Set exercise = Exactly repeat the material, dropping only the pictures.

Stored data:
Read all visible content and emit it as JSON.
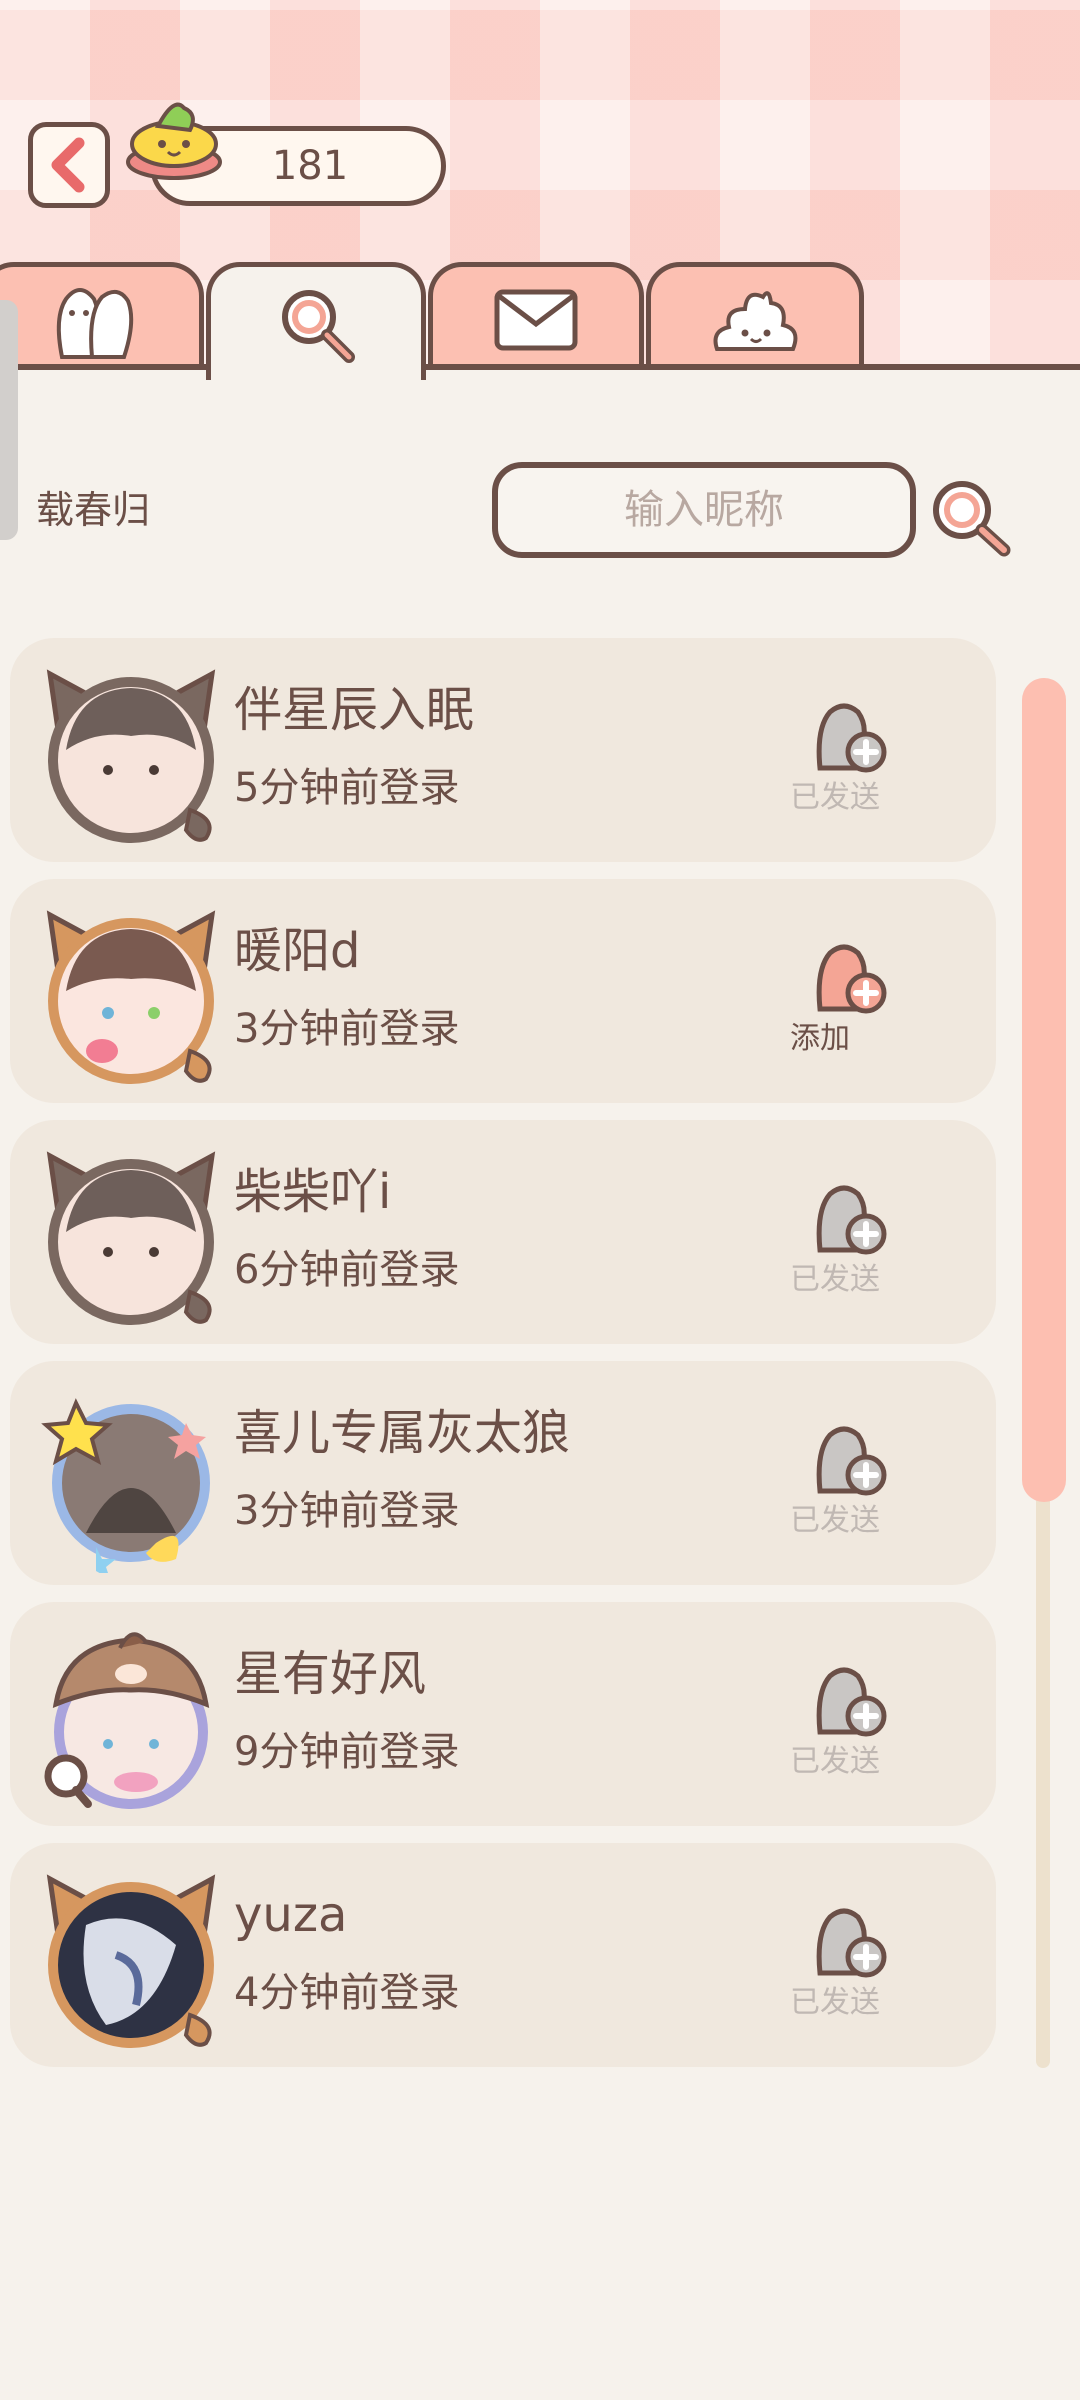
{
  "header": {
    "coin_count": "181",
    "back_icon": "chevron-left-icon",
    "coin_icon": "poop-coin-icon"
  },
  "tabs": [
    {
      "icon": "friends-icon",
      "active": false
    },
    {
      "icon": "search-icon",
      "active": true
    },
    {
      "icon": "mail-icon",
      "active": false
    },
    {
      "icon": "poop-icon",
      "active": false
    }
  ],
  "search": {
    "label": "载春归",
    "placeholder": "输入昵称",
    "button_icon": "search-icon"
  },
  "users": [
    {
      "name": "伴星辰入眠",
      "login": "5分钟前登录",
      "action": "已发送",
      "status": "sent"
    },
    {
      "name": "暖阳d",
      "login": "3分钟前登录",
      "action": "添加",
      "status": "add"
    },
    {
      "name": "柴柴吖i",
      "login": "6分钟前登录",
      "action": "已发送",
      "status": "sent"
    },
    {
      "name": "喜儿专属灰太狼",
      "login": "3分钟前登录",
      "action": "已发送",
      "status": "sent"
    },
    {
      "name": "星有好风",
      "login": "9分钟前登录",
      "action": "已发送",
      "status": "sent"
    },
    {
      "name": "yuza",
      "login": "4分钟前登录",
      "action": "已发送",
      "status": "sent"
    }
  ],
  "colors": {
    "accent": "#fcc0b2",
    "outline": "#6b4f47",
    "row_bg": "#f0e8de",
    "sent_icon": "#c9c6c4",
    "add_icon": "#f4a595"
  }
}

Solution for this task =
Read all visible content and emit it as JSON.
{
  "header": {
    "coin_count": "181",
    "back_icon": "chevron-left-icon",
    "coin_icon": "poop-coin-icon"
  },
  "tabs": [
    {
      "icon": "friends-icon",
      "active": false
    },
    {
      "icon": "search-icon",
      "active": true
    },
    {
      "icon": "mail-icon",
      "active": false
    },
    {
      "icon": "poop-icon",
      "active": false
    }
  ],
  "search": {
    "label": "载春归",
    "placeholder": "输入昵称",
    "button_icon": "search-icon"
  },
  "users": [
    {
      "name": "伴星辰入眠",
      "login": "5分钟前登录",
      "action": "已发送",
      "status": "sent"
    },
    {
      "name": "暖阳d",
      "login": "3分钟前登录",
      "action": "添加",
      "status": "add"
    },
    {
      "name": "柴柴吖i",
      "login": "6分钟前登录",
      "action": "已发送",
      "status": "sent"
    },
    {
      "name": "喜儿专属灰太狼",
      "login": "3分钟前登录",
      "action": "已发送",
      "status": "sent"
    },
    {
      "name": "星有好风",
      "login": "9分钟前登录",
      "action": "已发送",
      "status": "sent"
    },
    {
      "name": "yuza",
      "login": "4分钟前登录",
      "action": "已发送",
      "status": "sent"
    }
  ],
  "colors": {
    "accent": "#fcc0b2",
    "outline": "#6b4f47",
    "row_bg": "#f0e8de",
    "sent_icon": "#c9c6c4",
    "add_icon": "#f4a595"
  }
}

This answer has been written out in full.